Written task: Gather all lines with "TradingView" from the records.

Task input:

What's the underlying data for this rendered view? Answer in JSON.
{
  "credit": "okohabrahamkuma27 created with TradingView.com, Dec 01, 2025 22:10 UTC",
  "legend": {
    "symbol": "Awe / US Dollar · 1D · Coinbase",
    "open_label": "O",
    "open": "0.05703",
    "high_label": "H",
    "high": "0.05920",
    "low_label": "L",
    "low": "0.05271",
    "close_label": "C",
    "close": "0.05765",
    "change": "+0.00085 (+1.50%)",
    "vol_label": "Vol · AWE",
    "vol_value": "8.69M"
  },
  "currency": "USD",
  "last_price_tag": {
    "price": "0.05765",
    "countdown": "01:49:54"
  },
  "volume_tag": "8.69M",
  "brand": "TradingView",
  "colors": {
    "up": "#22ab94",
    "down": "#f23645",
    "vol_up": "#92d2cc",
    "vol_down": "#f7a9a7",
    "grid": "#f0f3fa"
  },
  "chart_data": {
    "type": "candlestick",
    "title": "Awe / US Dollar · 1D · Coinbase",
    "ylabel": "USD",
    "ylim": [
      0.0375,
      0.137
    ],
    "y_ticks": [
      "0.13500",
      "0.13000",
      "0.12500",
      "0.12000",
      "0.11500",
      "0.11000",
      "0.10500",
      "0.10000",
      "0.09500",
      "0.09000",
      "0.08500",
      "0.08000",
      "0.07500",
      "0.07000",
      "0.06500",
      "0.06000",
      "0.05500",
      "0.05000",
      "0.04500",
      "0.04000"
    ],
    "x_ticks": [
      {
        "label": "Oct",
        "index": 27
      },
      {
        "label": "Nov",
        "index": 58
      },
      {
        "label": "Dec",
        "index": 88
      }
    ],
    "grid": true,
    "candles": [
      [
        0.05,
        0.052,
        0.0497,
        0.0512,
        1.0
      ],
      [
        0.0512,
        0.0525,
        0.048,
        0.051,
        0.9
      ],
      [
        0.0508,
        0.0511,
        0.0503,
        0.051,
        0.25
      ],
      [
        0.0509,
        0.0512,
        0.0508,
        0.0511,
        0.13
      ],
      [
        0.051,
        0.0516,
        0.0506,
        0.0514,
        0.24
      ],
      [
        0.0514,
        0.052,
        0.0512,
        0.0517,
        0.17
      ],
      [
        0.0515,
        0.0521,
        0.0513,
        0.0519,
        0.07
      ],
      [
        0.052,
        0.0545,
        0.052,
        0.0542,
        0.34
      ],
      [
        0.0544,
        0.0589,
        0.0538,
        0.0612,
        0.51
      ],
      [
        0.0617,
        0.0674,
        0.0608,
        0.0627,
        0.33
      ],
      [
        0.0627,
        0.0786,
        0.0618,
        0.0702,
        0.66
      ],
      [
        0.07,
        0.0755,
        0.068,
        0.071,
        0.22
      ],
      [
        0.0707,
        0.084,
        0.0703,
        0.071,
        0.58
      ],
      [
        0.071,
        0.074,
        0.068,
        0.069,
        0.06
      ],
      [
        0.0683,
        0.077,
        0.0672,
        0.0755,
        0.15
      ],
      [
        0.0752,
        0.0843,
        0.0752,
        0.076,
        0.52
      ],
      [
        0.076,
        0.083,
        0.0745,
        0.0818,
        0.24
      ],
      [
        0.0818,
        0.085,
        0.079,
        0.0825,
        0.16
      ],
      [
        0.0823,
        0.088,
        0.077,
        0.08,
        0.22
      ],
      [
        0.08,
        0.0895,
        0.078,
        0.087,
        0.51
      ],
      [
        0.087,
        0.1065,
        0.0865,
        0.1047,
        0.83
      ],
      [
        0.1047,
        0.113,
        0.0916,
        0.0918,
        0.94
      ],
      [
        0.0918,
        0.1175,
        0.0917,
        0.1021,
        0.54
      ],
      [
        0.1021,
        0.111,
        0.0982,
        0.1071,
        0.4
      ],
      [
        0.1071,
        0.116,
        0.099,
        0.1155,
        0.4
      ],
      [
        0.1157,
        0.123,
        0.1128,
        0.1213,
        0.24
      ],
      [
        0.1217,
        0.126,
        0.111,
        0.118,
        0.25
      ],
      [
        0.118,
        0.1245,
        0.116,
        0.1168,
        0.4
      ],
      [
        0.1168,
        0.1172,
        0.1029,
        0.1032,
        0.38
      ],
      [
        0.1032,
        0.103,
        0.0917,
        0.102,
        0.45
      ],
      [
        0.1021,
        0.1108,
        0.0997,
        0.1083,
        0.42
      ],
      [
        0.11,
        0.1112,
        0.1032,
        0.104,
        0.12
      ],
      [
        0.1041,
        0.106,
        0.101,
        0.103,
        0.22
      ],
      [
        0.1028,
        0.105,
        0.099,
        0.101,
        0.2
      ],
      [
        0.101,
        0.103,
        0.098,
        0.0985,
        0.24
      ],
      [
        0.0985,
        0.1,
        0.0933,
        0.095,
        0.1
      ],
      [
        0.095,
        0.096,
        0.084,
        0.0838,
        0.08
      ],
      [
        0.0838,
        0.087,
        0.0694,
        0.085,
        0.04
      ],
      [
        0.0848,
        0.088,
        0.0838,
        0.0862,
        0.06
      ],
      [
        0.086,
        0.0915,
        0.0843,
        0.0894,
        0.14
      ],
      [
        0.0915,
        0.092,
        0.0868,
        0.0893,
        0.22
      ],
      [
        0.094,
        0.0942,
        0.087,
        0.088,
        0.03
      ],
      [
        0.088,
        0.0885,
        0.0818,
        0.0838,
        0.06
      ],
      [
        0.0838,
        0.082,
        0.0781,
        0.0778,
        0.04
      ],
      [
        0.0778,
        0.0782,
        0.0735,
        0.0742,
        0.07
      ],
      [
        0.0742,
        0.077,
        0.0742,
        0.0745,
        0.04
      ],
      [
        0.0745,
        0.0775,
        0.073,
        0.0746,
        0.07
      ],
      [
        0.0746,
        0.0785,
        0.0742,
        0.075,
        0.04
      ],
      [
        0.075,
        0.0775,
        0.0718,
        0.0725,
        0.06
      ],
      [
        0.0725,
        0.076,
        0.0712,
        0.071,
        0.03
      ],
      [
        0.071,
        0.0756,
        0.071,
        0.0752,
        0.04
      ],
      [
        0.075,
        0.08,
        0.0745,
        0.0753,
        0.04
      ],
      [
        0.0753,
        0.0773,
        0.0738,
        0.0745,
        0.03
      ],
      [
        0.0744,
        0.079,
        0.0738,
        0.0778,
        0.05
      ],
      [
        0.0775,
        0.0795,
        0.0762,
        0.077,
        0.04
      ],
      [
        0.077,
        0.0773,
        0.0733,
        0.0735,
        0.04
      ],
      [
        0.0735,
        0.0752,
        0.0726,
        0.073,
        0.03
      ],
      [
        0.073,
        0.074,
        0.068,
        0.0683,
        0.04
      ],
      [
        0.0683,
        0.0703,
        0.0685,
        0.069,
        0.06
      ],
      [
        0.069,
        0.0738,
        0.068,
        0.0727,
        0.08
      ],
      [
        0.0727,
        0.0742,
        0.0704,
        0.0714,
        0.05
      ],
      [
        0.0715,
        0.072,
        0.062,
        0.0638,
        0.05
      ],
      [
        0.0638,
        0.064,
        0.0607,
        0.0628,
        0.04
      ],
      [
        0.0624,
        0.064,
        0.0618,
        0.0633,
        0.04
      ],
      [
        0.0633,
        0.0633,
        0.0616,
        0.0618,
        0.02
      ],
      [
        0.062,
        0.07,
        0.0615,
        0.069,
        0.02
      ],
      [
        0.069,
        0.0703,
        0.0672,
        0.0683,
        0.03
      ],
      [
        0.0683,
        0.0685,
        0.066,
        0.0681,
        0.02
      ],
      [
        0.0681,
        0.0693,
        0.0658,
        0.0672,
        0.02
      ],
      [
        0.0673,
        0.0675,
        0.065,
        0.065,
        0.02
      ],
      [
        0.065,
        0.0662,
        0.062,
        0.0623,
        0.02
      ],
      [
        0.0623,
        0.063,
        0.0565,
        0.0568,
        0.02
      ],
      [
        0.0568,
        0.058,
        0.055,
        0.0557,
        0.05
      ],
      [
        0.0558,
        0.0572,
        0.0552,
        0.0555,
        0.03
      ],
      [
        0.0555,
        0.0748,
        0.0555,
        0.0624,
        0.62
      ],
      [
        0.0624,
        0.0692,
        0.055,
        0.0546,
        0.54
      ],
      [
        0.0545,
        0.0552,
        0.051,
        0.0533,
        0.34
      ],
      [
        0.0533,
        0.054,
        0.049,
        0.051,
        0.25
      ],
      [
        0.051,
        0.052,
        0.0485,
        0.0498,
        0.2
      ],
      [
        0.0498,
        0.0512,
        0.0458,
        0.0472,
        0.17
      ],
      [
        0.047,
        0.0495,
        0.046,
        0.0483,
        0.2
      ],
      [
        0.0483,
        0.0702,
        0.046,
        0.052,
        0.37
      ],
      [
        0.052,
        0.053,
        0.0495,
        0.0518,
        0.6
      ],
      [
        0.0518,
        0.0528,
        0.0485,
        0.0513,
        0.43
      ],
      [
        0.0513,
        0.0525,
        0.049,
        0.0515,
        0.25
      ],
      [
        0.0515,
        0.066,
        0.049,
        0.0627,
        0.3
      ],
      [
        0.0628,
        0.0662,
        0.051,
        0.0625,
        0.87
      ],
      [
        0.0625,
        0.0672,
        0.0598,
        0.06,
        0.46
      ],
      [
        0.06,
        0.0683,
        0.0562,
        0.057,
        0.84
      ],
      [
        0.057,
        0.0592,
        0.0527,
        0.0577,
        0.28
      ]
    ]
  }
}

Written response:
  "credit": "okohabrahamkuma27 created with TradingView.com, Dec 01, 2025 22:10 UTC",
  "brand": "TradingView",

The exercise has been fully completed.